Exercise:
Each line containing the word "legend" needs to be copied.
## START Records for the exercise
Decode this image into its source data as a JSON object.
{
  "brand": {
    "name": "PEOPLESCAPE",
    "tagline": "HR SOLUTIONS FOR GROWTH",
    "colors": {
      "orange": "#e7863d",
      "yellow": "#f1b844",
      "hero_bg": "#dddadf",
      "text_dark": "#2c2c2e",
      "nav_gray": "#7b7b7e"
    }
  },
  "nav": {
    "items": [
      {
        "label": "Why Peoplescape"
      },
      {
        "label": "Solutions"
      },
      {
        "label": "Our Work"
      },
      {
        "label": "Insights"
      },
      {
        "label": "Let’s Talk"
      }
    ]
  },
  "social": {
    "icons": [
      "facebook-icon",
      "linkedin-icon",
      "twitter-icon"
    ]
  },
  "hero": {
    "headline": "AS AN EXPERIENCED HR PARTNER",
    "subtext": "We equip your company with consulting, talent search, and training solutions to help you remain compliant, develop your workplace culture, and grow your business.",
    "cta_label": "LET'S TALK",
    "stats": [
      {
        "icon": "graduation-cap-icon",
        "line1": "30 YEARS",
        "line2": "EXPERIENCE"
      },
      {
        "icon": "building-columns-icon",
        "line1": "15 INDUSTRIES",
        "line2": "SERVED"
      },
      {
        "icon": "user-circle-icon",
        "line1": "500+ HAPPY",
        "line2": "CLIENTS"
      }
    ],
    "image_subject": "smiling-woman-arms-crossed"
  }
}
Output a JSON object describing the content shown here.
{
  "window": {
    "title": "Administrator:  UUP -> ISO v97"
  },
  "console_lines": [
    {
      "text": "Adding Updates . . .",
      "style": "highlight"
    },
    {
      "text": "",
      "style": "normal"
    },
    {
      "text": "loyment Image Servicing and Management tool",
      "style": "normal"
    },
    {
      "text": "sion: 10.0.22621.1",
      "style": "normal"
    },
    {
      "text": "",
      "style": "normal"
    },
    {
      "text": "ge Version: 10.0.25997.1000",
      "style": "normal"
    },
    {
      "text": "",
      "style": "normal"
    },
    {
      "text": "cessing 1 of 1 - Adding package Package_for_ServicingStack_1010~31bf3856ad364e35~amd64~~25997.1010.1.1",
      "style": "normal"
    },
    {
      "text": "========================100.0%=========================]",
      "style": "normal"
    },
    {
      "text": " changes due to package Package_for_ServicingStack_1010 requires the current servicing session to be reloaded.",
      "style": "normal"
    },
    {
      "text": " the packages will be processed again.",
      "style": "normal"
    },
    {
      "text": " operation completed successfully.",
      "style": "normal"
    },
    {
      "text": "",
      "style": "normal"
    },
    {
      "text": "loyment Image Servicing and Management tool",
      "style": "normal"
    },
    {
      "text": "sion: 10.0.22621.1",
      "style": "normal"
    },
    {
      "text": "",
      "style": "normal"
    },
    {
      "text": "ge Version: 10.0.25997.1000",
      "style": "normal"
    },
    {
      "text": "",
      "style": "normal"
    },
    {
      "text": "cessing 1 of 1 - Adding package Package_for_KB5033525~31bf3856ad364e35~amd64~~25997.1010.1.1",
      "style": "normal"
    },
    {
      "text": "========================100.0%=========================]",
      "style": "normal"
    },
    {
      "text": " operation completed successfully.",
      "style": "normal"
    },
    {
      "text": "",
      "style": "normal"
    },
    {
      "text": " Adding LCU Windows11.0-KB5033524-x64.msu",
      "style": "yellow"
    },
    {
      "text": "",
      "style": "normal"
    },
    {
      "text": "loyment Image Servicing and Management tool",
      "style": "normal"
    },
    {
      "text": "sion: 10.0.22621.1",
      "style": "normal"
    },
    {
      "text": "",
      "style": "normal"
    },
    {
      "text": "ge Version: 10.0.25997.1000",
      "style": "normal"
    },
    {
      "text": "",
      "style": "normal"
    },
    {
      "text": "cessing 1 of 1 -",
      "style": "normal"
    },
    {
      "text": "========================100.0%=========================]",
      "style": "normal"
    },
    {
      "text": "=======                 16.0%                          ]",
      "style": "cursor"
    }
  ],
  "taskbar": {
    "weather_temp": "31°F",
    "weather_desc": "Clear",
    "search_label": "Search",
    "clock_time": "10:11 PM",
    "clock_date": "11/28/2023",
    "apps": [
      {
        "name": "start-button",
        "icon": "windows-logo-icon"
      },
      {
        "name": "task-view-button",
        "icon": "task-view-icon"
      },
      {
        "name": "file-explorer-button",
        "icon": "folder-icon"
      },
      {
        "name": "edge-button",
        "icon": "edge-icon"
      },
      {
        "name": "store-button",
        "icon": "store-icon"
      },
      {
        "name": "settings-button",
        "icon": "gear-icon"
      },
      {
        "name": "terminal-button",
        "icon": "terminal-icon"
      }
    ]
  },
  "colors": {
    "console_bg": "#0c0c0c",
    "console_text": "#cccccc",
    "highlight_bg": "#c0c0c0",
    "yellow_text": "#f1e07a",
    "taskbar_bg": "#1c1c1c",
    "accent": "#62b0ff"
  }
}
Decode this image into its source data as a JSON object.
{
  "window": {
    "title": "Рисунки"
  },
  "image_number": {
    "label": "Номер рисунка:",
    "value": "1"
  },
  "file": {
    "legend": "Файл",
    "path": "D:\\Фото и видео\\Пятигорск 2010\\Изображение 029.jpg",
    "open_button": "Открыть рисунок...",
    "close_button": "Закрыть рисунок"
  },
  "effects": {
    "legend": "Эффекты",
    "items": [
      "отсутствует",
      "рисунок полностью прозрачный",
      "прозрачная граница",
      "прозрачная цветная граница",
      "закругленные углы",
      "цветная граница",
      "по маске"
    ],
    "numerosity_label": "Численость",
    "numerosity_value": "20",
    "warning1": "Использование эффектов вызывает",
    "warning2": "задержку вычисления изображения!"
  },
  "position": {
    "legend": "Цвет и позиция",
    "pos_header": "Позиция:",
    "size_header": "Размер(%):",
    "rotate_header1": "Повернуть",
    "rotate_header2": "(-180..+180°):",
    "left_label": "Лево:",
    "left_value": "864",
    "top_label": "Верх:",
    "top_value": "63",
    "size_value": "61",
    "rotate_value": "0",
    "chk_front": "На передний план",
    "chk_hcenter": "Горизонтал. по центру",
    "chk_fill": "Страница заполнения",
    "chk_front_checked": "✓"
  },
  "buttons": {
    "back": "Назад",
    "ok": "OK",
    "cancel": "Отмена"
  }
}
## END Records for the exercise
Full solution:
    "legend": "Файл",
    "legend": "Эффекты",
    "legend": "Цвет и позиция",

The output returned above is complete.